Begin DATASET RECORDS
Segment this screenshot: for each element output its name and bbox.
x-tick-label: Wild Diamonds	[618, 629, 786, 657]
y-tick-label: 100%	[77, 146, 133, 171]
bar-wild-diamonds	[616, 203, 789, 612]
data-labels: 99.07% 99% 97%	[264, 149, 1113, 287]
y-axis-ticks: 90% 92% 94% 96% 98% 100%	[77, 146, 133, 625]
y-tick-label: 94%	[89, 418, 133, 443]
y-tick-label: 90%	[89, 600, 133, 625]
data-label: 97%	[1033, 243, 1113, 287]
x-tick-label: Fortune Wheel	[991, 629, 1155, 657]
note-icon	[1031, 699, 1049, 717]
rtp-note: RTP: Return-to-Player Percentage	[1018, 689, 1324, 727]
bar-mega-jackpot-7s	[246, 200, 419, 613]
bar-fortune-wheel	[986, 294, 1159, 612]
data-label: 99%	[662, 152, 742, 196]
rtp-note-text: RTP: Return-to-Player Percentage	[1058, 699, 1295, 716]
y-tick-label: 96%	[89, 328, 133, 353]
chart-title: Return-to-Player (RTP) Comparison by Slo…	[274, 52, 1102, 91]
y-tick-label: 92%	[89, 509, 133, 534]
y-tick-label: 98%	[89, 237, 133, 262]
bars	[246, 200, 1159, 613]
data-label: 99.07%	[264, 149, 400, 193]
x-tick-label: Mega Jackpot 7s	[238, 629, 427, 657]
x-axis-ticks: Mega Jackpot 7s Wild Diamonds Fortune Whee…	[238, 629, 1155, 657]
End DATASET RECORDS
Reproduce every line of the entries above, character for character, with nothing changed or left out.

Segment this screenshot: for each element output its name and bbox.
x-tick-label: Wild Diamonds	[618, 629, 786, 657]
y-tick-label: 100%	[77, 146, 133, 171]
bar-wild-diamonds	[616, 203, 789, 612]
data-labels: 99.07% 99% 97%	[264, 149, 1113, 287]
y-axis-ticks: 90% 92% 94% 96% 98% 100%	[77, 146, 133, 625]
y-tick-label: 94%	[89, 418, 133, 443]
y-tick-label: 90%	[89, 600, 133, 625]
data-label: 97%	[1033, 243, 1113, 287]
x-tick-label: Fortune Wheel	[991, 629, 1155, 657]
note-icon	[1031, 699, 1049, 717]
rtp-note: RTP: Return-to-Player Percentage	[1018, 689, 1324, 727]
bar-mega-jackpot-7s	[246, 200, 419, 613]
bar-fortune-wheel	[986, 294, 1159, 612]
data-label: 99%	[662, 152, 742, 196]
rtp-note-text: RTP: Return-to-Player Percentage	[1058, 699, 1295, 716]
y-tick-label: 96%	[89, 328, 133, 353]
chart-title: Return-to-Player (RTP) Comparison by Slo…	[274, 52, 1102, 91]
y-tick-label: 92%	[89, 509, 133, 534]
y-tick-label: 98%	[89, 237, 133, 262]
bars	[246, 200, 1159, 613]
data-label: 99.07%	[264, 149, 400, 193]
x-tick-label: Mega Jackpot 7s	[238, 629, 427, 657]
x-axis-ticks: Mega Jackpot 7s Wild Diamonds Fortune Whee…	[238, 629, 1155, 657]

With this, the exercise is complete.